Chart and figure data:
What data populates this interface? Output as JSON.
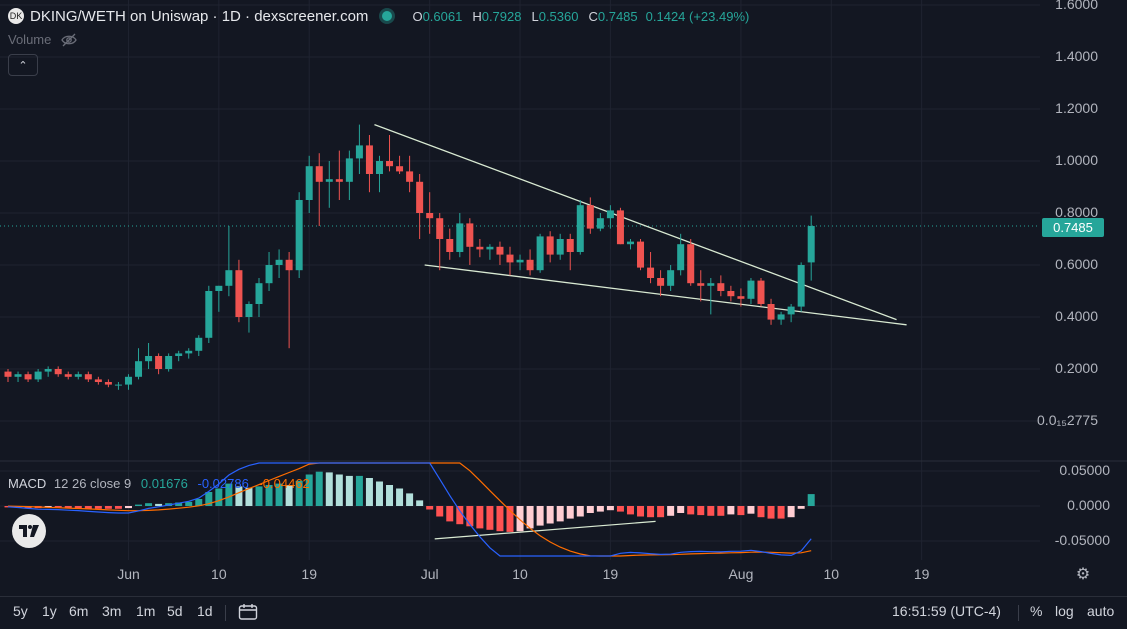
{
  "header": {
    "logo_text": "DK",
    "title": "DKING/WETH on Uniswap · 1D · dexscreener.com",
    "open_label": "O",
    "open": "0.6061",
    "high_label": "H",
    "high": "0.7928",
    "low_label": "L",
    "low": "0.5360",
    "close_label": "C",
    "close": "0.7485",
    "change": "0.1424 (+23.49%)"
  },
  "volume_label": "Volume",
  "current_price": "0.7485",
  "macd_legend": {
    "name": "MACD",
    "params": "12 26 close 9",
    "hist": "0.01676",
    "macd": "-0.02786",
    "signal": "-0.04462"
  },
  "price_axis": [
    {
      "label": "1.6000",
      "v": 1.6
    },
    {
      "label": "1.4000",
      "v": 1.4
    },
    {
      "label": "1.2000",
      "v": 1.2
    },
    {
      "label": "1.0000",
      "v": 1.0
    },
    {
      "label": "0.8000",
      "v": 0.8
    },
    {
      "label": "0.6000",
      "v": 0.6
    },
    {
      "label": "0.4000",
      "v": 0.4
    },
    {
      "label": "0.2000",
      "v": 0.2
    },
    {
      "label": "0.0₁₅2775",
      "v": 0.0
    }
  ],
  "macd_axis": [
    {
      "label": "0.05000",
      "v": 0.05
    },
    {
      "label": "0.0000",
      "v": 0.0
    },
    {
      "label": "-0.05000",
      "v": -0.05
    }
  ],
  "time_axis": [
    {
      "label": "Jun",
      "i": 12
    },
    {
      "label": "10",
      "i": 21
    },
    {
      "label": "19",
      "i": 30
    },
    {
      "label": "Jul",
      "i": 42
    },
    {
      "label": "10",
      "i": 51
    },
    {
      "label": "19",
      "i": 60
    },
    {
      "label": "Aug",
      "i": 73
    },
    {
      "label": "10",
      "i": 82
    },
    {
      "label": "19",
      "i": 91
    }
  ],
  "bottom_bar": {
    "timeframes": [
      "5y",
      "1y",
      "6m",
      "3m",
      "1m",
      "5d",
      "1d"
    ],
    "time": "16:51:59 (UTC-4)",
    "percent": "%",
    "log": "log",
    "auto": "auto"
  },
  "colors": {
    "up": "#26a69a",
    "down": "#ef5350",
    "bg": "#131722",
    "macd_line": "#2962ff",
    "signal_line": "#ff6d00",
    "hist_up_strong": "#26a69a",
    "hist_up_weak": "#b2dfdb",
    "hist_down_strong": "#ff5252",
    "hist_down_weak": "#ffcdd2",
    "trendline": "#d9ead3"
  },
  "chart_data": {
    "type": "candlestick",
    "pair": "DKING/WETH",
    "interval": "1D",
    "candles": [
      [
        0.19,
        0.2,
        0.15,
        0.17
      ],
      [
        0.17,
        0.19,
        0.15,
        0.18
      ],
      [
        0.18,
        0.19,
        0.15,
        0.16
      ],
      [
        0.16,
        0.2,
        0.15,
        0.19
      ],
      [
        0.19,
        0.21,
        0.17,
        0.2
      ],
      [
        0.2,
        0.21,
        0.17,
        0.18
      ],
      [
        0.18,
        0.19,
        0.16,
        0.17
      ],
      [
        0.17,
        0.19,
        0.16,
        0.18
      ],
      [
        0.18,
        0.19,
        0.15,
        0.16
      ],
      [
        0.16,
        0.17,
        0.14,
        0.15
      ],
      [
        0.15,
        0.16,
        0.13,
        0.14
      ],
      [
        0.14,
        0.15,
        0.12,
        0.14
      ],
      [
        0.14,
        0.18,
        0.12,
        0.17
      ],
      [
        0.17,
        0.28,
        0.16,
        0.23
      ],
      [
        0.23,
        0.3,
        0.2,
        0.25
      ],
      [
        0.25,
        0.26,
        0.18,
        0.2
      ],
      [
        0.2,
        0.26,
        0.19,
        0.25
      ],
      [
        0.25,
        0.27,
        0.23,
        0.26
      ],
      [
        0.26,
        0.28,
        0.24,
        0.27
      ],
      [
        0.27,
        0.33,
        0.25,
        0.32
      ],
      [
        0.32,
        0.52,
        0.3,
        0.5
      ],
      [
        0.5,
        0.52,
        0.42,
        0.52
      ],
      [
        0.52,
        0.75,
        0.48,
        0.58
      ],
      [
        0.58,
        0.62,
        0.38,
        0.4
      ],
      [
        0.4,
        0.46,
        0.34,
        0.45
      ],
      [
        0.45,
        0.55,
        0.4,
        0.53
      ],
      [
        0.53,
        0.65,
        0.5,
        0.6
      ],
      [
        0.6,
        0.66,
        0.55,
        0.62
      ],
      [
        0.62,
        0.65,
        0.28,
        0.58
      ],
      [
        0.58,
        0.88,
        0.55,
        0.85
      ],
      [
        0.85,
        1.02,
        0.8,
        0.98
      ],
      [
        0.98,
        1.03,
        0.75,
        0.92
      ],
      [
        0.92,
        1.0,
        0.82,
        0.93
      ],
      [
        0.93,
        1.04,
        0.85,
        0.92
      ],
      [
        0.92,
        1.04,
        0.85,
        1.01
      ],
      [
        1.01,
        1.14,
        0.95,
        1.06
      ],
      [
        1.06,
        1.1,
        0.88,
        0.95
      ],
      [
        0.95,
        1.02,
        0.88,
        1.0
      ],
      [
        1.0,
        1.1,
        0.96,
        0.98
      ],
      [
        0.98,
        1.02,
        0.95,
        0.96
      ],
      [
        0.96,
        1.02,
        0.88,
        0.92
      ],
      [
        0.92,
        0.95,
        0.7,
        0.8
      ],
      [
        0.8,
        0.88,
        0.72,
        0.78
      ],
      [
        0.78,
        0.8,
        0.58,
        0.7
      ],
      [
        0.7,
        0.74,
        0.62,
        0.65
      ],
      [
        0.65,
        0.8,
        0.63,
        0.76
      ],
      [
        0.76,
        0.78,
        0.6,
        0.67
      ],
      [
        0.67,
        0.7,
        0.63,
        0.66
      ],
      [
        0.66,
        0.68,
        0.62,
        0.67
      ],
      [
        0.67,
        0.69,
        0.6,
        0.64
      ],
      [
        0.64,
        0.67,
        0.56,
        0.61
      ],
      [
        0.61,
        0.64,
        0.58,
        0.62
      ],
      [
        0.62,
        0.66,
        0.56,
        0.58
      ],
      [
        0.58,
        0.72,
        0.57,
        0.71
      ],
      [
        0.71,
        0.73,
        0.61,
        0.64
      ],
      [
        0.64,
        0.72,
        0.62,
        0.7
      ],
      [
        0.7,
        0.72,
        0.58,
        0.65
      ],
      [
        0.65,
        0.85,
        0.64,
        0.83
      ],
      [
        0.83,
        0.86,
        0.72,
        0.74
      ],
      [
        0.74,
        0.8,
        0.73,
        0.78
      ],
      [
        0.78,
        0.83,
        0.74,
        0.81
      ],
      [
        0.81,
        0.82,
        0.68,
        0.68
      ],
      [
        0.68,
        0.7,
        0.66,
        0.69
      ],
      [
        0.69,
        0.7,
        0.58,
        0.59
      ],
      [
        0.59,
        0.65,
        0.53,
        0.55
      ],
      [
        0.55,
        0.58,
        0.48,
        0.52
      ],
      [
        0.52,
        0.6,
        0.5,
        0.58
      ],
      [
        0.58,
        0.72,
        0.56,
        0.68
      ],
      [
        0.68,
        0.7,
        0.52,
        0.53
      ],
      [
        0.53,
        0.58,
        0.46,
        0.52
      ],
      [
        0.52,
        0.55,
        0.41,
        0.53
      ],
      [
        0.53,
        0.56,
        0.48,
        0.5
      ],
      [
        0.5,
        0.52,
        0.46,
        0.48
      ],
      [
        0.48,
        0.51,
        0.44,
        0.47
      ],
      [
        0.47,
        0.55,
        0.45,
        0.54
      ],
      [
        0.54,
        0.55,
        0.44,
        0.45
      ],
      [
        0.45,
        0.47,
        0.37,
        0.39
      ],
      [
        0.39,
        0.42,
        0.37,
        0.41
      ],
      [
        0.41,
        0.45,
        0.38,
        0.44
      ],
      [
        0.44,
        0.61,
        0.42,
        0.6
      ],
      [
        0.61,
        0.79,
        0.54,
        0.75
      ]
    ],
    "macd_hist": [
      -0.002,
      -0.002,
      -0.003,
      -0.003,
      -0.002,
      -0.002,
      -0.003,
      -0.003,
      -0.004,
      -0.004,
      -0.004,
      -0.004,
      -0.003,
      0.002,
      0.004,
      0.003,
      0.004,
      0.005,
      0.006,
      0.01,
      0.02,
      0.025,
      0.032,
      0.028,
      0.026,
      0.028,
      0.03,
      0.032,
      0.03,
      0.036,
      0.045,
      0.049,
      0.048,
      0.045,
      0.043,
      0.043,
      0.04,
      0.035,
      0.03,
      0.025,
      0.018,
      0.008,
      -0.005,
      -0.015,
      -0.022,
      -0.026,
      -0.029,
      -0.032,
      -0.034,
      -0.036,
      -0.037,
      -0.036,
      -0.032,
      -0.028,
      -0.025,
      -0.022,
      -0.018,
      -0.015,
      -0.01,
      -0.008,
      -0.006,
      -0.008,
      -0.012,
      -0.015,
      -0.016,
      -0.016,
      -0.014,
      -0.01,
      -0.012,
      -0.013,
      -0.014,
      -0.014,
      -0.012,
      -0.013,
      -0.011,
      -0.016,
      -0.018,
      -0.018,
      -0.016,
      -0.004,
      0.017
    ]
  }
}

...

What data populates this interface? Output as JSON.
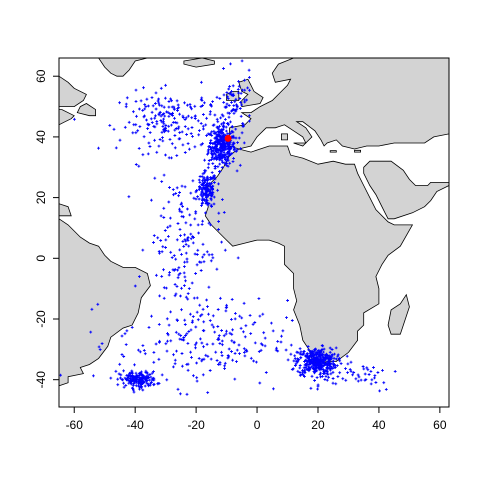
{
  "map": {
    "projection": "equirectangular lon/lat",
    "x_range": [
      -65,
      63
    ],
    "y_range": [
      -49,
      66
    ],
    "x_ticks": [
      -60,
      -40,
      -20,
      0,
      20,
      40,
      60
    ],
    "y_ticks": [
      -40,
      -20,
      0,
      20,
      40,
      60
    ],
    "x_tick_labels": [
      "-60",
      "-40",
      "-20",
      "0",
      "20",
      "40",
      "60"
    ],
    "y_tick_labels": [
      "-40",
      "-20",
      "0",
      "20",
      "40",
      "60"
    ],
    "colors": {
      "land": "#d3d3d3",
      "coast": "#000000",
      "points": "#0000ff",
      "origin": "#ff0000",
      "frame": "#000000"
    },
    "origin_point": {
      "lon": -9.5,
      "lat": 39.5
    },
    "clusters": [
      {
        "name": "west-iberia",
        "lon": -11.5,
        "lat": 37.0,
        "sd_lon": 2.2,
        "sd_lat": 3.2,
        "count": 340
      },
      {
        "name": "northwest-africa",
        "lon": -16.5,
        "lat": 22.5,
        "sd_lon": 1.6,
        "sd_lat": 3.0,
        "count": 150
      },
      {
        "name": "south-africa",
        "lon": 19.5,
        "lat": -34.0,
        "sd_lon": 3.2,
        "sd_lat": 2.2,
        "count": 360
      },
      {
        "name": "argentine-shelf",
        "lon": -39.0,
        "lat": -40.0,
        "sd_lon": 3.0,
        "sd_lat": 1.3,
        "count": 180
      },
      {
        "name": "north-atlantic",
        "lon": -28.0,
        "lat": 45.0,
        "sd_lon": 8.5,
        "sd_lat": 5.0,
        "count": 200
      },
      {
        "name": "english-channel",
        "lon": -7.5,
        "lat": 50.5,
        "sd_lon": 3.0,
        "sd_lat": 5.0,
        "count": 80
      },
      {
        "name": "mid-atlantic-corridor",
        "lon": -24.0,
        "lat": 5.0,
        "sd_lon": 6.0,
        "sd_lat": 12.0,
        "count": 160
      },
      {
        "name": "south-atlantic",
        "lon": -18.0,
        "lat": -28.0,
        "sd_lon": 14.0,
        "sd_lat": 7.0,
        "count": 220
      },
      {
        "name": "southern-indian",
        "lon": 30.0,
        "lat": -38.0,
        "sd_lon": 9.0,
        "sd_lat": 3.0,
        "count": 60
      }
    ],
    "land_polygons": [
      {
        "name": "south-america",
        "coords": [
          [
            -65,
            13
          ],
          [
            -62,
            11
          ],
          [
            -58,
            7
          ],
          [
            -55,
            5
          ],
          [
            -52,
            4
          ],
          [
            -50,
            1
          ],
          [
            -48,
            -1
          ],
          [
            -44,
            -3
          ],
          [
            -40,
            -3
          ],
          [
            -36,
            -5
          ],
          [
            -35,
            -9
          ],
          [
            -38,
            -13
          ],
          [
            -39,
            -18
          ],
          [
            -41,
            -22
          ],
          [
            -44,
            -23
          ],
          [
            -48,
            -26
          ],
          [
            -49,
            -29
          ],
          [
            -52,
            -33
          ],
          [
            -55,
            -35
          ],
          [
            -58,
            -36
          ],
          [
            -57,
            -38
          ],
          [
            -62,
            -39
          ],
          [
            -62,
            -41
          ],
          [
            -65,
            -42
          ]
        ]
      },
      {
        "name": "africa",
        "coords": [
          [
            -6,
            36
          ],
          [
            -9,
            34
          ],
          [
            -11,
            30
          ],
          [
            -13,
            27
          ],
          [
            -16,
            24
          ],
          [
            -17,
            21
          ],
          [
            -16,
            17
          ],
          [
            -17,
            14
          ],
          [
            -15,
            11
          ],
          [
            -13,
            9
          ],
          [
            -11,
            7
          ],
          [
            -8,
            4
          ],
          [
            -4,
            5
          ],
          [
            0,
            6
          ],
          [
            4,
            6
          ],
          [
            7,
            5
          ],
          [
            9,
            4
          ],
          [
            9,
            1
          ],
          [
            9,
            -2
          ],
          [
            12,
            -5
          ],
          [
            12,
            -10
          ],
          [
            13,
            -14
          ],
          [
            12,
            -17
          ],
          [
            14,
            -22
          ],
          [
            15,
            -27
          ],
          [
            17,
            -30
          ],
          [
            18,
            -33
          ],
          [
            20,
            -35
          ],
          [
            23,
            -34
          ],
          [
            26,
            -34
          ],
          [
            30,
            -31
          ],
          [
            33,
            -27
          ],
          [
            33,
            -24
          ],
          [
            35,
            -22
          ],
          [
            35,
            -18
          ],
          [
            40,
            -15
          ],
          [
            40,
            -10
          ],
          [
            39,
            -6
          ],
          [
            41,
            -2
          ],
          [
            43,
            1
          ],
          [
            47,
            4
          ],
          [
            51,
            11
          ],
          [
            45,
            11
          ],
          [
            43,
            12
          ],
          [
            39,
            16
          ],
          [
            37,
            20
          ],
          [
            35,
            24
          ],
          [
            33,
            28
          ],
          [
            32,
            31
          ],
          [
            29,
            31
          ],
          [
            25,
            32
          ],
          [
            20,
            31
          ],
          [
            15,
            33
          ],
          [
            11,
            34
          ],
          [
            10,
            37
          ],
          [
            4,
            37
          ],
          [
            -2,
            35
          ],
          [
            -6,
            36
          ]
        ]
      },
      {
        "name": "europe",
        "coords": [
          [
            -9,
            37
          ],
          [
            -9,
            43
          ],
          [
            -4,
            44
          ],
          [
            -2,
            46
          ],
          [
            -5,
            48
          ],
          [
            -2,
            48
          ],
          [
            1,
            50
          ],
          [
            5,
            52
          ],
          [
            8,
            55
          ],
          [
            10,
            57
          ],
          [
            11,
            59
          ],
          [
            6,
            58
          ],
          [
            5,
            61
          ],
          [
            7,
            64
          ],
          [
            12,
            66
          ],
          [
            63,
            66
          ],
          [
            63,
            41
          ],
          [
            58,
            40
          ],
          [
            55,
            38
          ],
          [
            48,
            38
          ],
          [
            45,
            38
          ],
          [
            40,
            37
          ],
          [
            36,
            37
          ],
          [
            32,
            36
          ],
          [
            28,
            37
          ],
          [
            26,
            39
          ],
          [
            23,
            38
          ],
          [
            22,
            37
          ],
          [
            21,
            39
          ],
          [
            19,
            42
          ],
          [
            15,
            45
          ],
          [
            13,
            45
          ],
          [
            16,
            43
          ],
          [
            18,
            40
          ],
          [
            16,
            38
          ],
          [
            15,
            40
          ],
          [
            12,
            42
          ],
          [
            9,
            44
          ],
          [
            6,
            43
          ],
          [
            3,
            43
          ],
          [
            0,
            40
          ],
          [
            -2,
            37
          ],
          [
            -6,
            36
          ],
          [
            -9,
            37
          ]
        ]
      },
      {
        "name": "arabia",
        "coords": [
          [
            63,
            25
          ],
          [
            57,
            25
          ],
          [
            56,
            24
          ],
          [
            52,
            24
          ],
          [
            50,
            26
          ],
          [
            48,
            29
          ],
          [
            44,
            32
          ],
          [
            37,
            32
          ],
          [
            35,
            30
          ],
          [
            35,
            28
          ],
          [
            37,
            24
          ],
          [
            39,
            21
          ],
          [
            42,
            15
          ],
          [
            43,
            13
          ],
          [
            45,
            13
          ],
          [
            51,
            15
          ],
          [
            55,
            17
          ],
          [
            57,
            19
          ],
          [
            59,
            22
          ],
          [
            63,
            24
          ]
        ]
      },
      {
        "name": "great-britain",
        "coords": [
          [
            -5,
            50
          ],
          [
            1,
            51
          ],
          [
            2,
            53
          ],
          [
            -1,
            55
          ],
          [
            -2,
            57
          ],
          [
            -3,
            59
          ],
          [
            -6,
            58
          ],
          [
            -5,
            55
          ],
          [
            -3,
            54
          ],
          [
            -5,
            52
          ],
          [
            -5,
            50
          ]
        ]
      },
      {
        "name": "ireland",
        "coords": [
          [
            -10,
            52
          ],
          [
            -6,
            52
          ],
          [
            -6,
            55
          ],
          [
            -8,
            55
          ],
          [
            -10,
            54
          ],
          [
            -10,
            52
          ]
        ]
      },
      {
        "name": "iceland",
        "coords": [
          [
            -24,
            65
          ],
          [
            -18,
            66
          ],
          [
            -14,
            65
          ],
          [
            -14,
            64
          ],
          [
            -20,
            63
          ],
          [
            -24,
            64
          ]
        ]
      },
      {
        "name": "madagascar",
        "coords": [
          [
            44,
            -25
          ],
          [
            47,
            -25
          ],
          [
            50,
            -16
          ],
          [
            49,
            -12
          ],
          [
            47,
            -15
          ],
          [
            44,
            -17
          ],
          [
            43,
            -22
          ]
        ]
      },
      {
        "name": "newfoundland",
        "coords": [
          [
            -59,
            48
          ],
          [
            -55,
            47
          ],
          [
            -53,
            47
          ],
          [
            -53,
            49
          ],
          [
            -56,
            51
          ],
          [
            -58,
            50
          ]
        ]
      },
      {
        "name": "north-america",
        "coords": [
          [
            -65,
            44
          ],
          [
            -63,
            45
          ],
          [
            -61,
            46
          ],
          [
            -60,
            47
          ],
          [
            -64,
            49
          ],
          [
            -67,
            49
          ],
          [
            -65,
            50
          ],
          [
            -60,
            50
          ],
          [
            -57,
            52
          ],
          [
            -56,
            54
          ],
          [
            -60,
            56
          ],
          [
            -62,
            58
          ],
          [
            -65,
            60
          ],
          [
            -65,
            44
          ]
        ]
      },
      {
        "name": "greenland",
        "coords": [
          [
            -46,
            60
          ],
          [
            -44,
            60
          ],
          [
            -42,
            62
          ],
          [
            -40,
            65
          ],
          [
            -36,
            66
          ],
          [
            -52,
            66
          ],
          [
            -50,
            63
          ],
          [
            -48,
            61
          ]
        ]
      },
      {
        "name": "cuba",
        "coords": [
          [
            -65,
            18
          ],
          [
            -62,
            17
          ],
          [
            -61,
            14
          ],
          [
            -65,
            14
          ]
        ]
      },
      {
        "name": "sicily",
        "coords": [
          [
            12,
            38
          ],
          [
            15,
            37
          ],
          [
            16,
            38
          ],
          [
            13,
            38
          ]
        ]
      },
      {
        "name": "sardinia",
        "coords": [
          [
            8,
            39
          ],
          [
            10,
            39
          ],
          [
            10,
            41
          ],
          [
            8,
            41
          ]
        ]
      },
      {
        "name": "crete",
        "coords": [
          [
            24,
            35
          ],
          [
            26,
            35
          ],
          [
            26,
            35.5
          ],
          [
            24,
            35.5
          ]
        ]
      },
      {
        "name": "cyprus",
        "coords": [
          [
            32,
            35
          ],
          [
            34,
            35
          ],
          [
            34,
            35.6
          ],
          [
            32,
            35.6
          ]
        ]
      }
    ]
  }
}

Task: Supply the count of lines in the entries that contain the word "africa", and nothing besides.

Exercise result: 3